> **What to do**: Restate the entries below verbatim.

(Stored data entries)
#####
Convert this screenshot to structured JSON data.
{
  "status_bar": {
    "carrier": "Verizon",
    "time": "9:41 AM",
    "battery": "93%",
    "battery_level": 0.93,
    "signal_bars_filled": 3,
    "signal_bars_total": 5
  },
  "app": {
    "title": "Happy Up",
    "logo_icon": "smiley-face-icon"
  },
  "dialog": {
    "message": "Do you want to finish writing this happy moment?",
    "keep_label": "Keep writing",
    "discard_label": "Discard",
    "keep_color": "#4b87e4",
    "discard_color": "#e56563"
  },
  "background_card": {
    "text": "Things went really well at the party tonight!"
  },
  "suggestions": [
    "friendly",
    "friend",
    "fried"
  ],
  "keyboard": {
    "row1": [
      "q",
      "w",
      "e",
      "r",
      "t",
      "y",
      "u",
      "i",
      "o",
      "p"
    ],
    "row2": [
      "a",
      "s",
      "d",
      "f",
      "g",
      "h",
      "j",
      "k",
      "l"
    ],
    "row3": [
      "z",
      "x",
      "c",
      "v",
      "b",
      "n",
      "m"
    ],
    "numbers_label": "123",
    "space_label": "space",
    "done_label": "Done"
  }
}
#####
> **Exercise response**:
Convert this screenshot to structured JSON data.
{
  "status_bar": {
    "carrier": "Verizon",
    "time": "9:41 AM",
    "battery": "93%",
    "battery_level": 0.93,
    "signal_bars_filled": 3,
    "signal_bars_total": 5
  },
  "app": {
    "title": "Happy Up",
    "logo_icon": "smiley-face-icon"
  },
  "dialog": {
    "message": "Do you want to finish writing this happy moment?",
    "keep_label": "Keep writing",
    "discard_label": "Discard",
    "keep_color": "#4b87e4",
    "discard_color": "#e56563"
  },
  "background_card": {
    "text": "Things went really well at the party tonight!"
  },
  "suggestions": [
    "friendly",
    "friend",
    "fried"
  ],
  "keyboard": {
    "row1": [
      "q",
      "w",
      "e",
      "r",
      "t",
      "y",
      "u",
      "i",
      "o",
      "p"
    ],
    "row2": [
      "a",
      "s",
      "d",
      "f",
      "g",
      "h",
      "j",
      "k",
      "l"
    ],
    "row3": [
      "z",
      "x",
      "c",
      "v",
      "b",
      "n",
      "m"
    ],
    "numbers_label": "123",
    "space_label": "space",
    "done_label": "Done"
  }
}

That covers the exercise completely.